(Figure contents as structured data)
______

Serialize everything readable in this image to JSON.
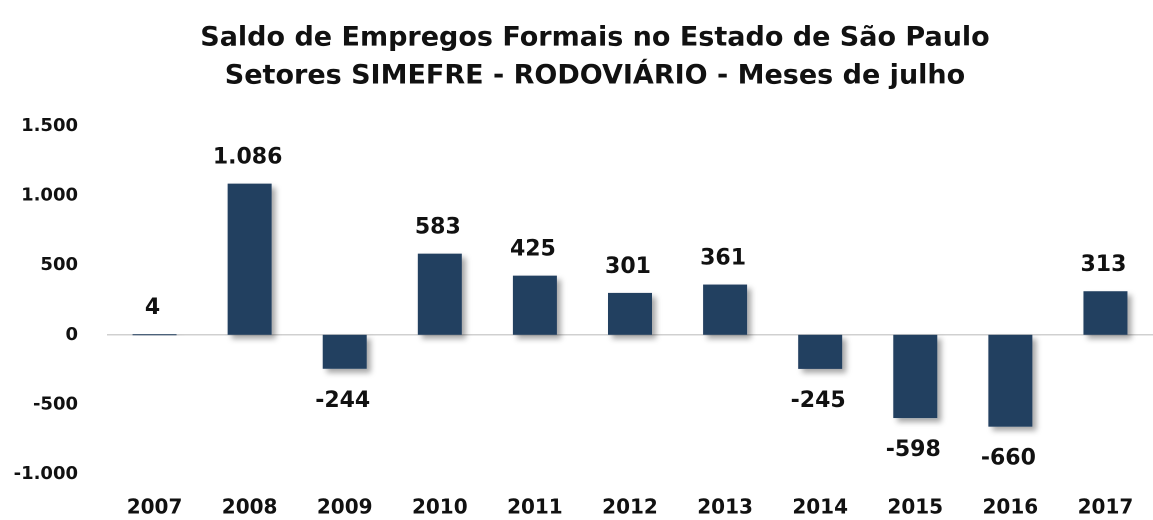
{
  "chart_data": {
    "type": "bar",
    "title": "Saldo de Empregos Formais no Estado de São Paulo",
    "subtitle": "Setores SIMEFRE - RODOVIÁRIO - Meses de julho",
    "categories": [
      "2007",
      "2008",
      "2009",
      "2010",
      "2011",
      "2012",
      "2013",
      "2014",
      "2015",
      "2016",
      "2017"
    ],
    "values": [
      4,
      1086,
      -244,
      583,
      425,
      301,
      361,
      -245,
      -598,
      -660,
      313
    ],
    "value_labels": [
      "4",
      "1.086",
      "-244",
      "583",
      "425",
      "301",
      "361",
      "-245",
      "-598",
      "-660",
      "313"
    ],
    "color": "#243f60",
    "ylim": [
      -1000,
      1500
    ],
    "yticks": [
      {
        "value": -1000,
        "label": "-1.000"
      },
      -500,
      0,
      500,
      {
        "value": 1000,
        "label": "1.000"
      },
      {
        "value": 1500,
        "label": "1.500"
      }
    ],
    "grid": false
  }
}
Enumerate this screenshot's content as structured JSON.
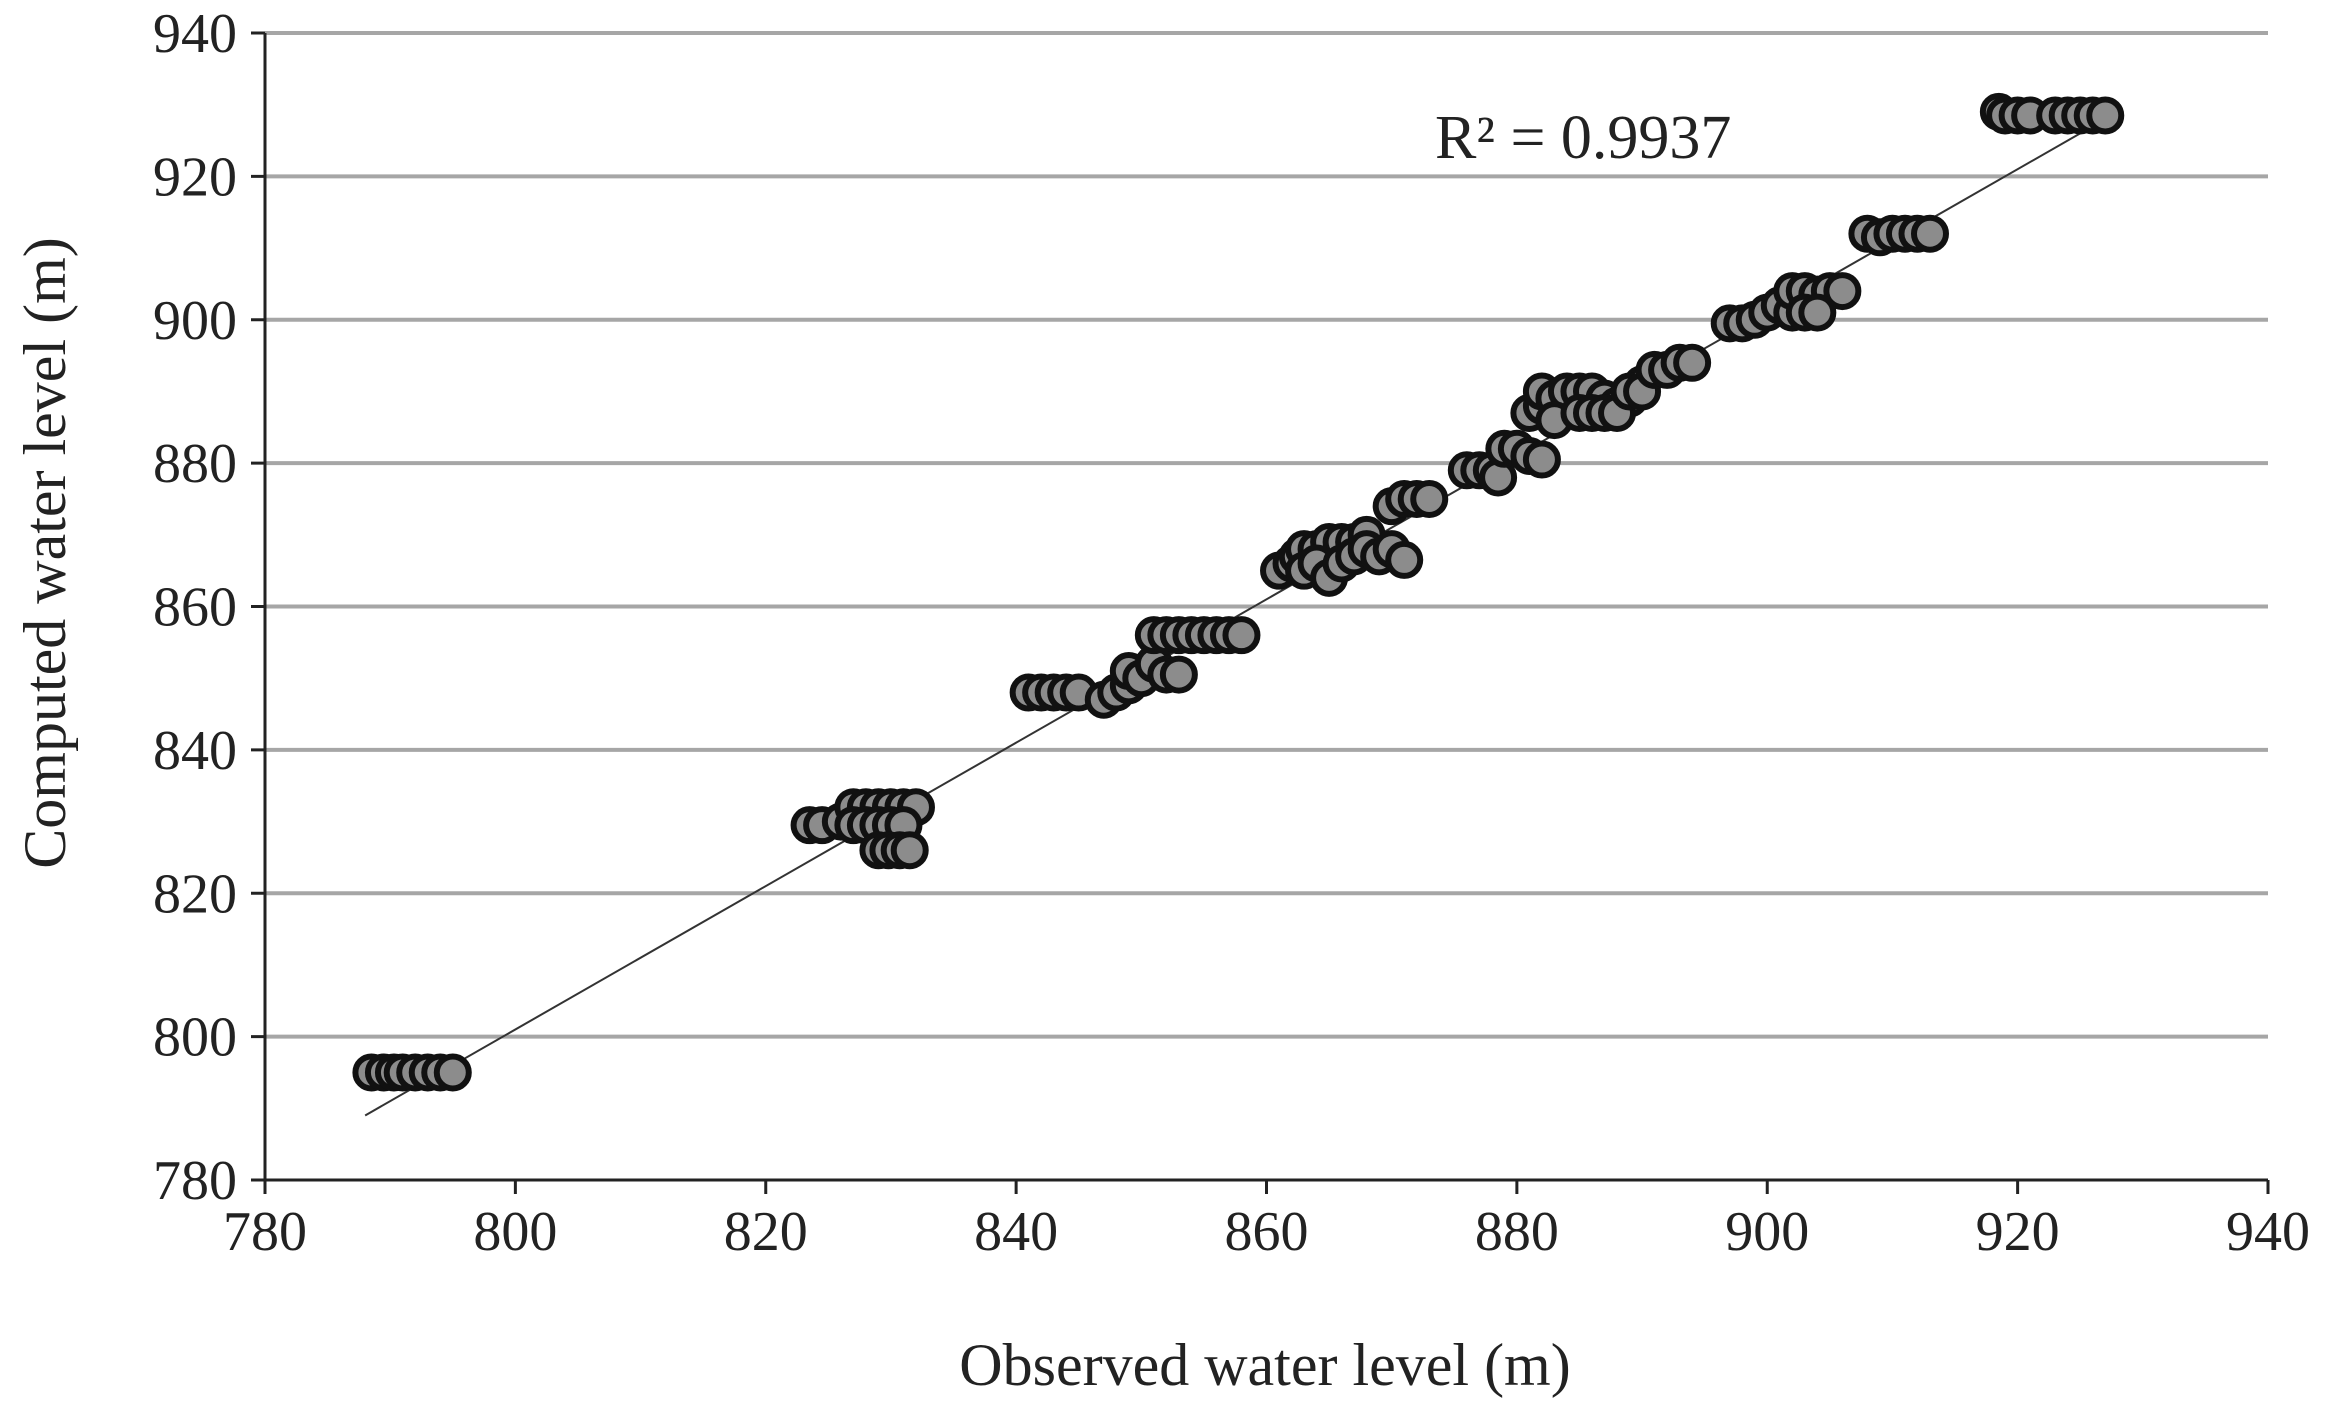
{
  "chart_data": {
    "type": "scatter",
    "title": "",
    "xlabel": "Observed water level (m)",
    "ylabel": "Computed water level (m)",
    "xlim": [
      780,
      940
    ],
    "ylim": [
      780,
      940
    ],
    "xticks": [
      780,
      800,
      820,
      840,
      860,
      880,
      900,
      920,
      940
    ],
    "yticks": [
      780,
      800,
      820,
      840,
      860,
      880,
      900,
      920,
      940
    ],
    "grid": "horizontal",
    "annotation": "R² = 0.9937",
    "trendline": {
      "x": [
        788,
        927
      ],
      "y": [
        789,
        928
      ]
    },
    "colors": {
      "marker_fill": "#8c8c8c",
      "marker_stroke": "#111111",
      "grid": "#a6a6a6",
      "trendline": "#333333",
      "axis": "#222222"
    },
    "series": [
      {
        "points": [
          [
            788.5,
            795
          ],
          [
            789.5,
            795
          ],
          [
            790.3,
            795
          ],
          [
            791,
            795
          ],
          [
            792,
            795
          ],
          [
            793,
            795
          ],
          [
            794,
            795
          ],
          [
            795,
            795
          ],
          [
            823.5,
            829.5
          ],
          [
            824.5,
            829.5
          ],
          [
            826,
            830
          ],
          [
            827,
            832
          ],
          [
            828,
            832
          ],
          [
            829,
            832
          ],
          [
            830,
            832
          ],
          [
            831,
            832
          ],
          [
            832,
            832
          ],
          [
            827,
            829.5
          ],
          [
            828,
            829.5
          ],
          [
            829,
            829.5
          ],
          [
            830,
            829.5
          ],
          [
            831,
            829.5
          ],
          [
            829,
            826
          ],
          [
            829.8,
            826
          ],
          [
            830.7,
            826
          ],
          [
            831.5,
            826
          ],
          [
            841,
            848
          ],
          [
            842,
            848
          ],
          [
            843,
            848
          ],
          [
            844,
            848
          ],
          [
            845,
            848
          ],
          [
            847,
            847
          ],
          [
            848,
            848
          ],
          [
            849,
            849
          ],
          [
            849,
            851
          ],
          [
            850,
            850
          ],
          [
            851,
            852
          ],
          [
            852,
            850.5
          ],
          [
            853,
            850.5
          ],
          [
            851,
            856
          ],
          [
            852,
            856
          ],
          [
            853,
            856
          ],
          [
            854,
            856
          ],
          [
            855,
            856
          ],
          [
            856,
            856
          ],
          [
            857,
            856
          ],
          [
            858,
            856
          ],
          [
            861,
            865
          ],
          [
            862,
            866
          ],
          [
            862.5,
            867
          ],
          [
            863,
            868
          ],
          [
            864,
            868
          ],
          [
            865,
            869
          ],
          [
            866,
            869
          ],
          [
            867,
            869
          ],
          [
            868,
            870
          ],
          [
            863,
            865
          ],
          [
            864,
            866
          ],
          [
            865,
            864
          ],
          [
            866,
            866
          ],
          [
            867,
            867
          ],
          [
            868,
            868
          ],
          [
            869,
            867
          ],
          [
            870,
            868
          ],
          [
            871,
            866.5
          ],
          [
            870,
            874
          ],
          [
            871,
            875
          ],
          [
            872,
            875
          ],
          [
            873,
            875
          ],
          [
            876,
            879
          ],
          [
            877,
            879
          ],
          [
            878,
            879
          ],
          [
            878.5,
            878
          ],
          [
            879,
            882
          ],
          [
            880,
            882
          ],
          [
            881,
            881
          ],
          [
            882,
            880.5
          ],
          [
            881,
            887
          ],
          [
            882,
            888
          ],
          [
            882,
            890
          ],
          [
            883,
            889
          ],
          [
            884,
            890
          ],
          [
            885,
            890
          ],
          [
            886,
            890
          ],
          [
            887,
            889
          ],
          [
            888,
            888
          ],
          [
            889,
            889
          ],
          [
            890,
            891
          ],
          [
            883,
            886
          ],
          [
            885,
            887
          ],
          [
            886,
            887
          ],
          [
            887,
            887
          ],
          [
            888,
            887
          ],
          [
            889,
            890
          ],
          [
            890,
            890
          ],
          [
            891,
            893
          ],
          [
            892,
            893
          ],
          [
            893,
            894
          ],
          [
            894,
            894
          ],
          [
            897,
            899.5
          ],
          [
            898,
            899.5
          ],
          [
            899,
            900
          ],
          [
            900,
            901
          ],
          [
            901,
            902
          ],
          [
            902,
            901
          ],
          [
            902,
            904
          ],
          [
            903,
            904
          ],
          [
            904,
            903.5
          ],
          [
            905,
            904
          ],
          [
            906,
            904
          ],
          [
            903,
            901
          ],
          [
            904,
            901
          ],
          [
            908,
            912
          ],
          [
            909,
            911.5
          ],
          [
            910,
            912
          ],
          [
            911,
            912
          ],
          [
            912,
            912
          ],
          [
            913,
            912
          ],
          [
            918.5,
            929
          ],
          [
            919,
            928.5
          ],
          [
            920,
            928.5
          ],
          [
            921,
            928.5
          ],
          [
            923,
            928.5
          ],
          [
            924,
            928.5
          ],
          [
            925,
            928.5
          ],
          [
            926,
            928.5
          ],
          [
            927,
            928.5
          ]
        ]
      }
    ]
  }
}
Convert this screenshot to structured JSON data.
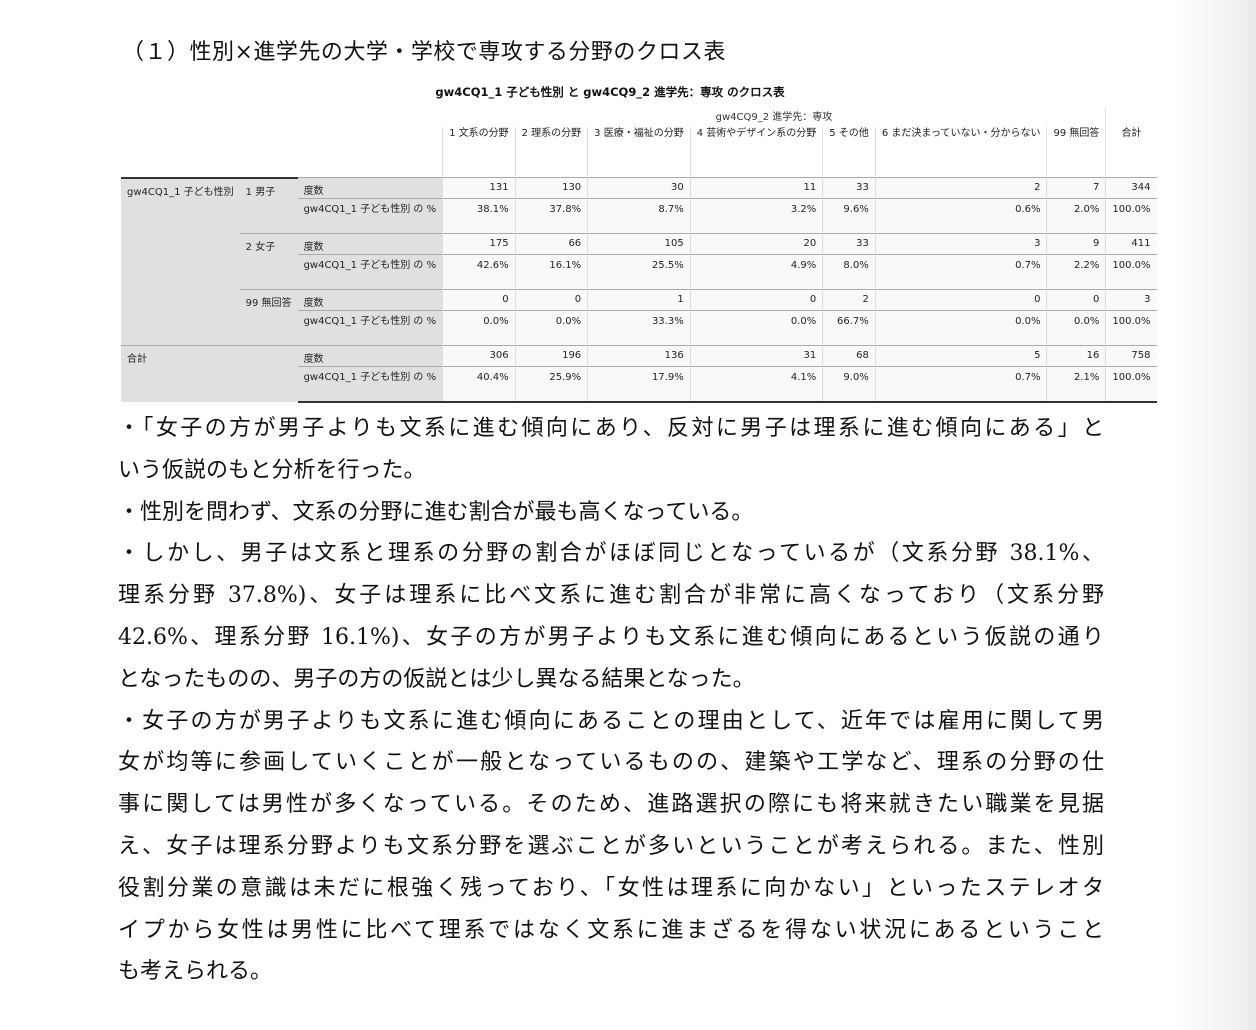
{
  "title": "（１）性別×進学先の大学・学校で専攻する分野のクロス表",
  "table": {
    "caption": "gw4CQ1_1 子ども性別 と gw4CQ9_2 進学先：専攻 のクロス表",
    "column_variable": "gw4CQ9_2 進学先：専攻",
    "columns": [
      "1 文系の分野",
      "2 理系の分野",
      "3 医療・福祉の分野",
      "4 芸術やデザイン系の分野",
      "5 その他",
      "6 まだ決まっていない・分からない",
      "99 無回答",
      "合計"
    ],
    "row_variable": "gw4CQ1_1 子ども性別",
    "count_label": "度数",
    "pct_label": "gw4CQ1_1 子ども性別 の %",
    "groups": [
      {
        "label": "1 男子",
        "counts": [
          "131",
          "130",
          "30",
          "11",
          "33",
          "2",
          "7",
          "344"
        ],
        "pcts": [
          "38.1%",
          "37.8%",
          "8.7%",
          "3.2%",
          "9.6%",
          "0.6%",
          "2.0%",
          "100.0%"
        ]
      },
      {
        "label": "2 女子",
        "counts": [
          "175",
          "66",
          "105",
          "20",
          "33",
          "3",
          "9",
          "411"
        ],
        "pcts": [
          "42.6%",
          "16.1%",
          "25.5%",
          "4.9%",
          "8.0%",
          "0.7%",
          "2.2%",
          "100.0%"
        ]
      },
      {
        "label": "99 無回答",
        "counts": [
          "0",
          "0",
          "1",
          "0",
          "2",
          "0",
          "0",
          "3"
        ],
        "pcts": [
          "0.0%",
          "0.0%",
          "33.3%",
          "0.0%",
          "66.7%",
          "0.0%",
          "0.0%",
          "100.0%"
        ]
      }
    ],
    "total": {
      "label": "合計",
      "counts": [
        "306",
        "196",
        "136",
        "31",
        "68",
        "5",
        "16",
        "758"
      ],
      "pcts": [
        "40.4%",
        "25.9%",
        "17.9%",
        "4.1%",
        "9.0%",
        "0.7%",
        "2.1%",
        "100.0%"
      ]
    }
  },
  "paragraphs": [
    [
      "・「女子の方が男子よりも文系に進む傾向にあり、反対に男子は理系に進む傾向にある」と",
      "いう仮説のもと分析を行った。"
    ],
    [
      "・性別を問わず、文系の分野に進む割合が最も高くなっている。"
    ],
    [
      "・しかし、男子は文系と理系の分野の割合がほぼ同じとなっているが（文系分野 38.1%、",
      "理系分野 37.8%)、女子は理系に比べ文系に進む割合が非常に高くなっており（文系分野",
      "42.6%、理系分野 16.1%)、女子の方が男子よりも文系に進む傾向にあるという仮説の通り",
      "となったものの、男子の方の仮説とは少し異なる結果となった。"
    ],
    [
      "・女子の方が男子よりも文系に進む傾向にあることの理由として、近年では雇用に関して男",
      "女が均等に参画していくことが一般となっているものの、建築や工学など、理系の分野の仕",
      "事に関しては男性が多くなっている。そのため、進路選択の際にも将来就きたい職業を見据",
      "え、女子は理系分野よりも文系分野を選ぶことが多いということが考えられる。また、性別",
      "役割分業の意識は未だに根強く残っており、「女性は理系に向かない」といったステレオタ",
      "イプから女性は男性に比べて理系ではなく文系に進まざるを得ない状況にあるということ",
      "も考えられる。"
    ]
  ]
}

______

For the listing above, identify each line bearing "子ども性別".

- _FULL ANSWER_
    "caption": "gw4CQ1_1 子ども性別 と gw4CQ9_2 進学先：専攻 のクロス表",
    "row_variable": "gw4CQ1_1 子ども性別",
    "pct_label": "gw4CQ1_1 子ども性別 の %",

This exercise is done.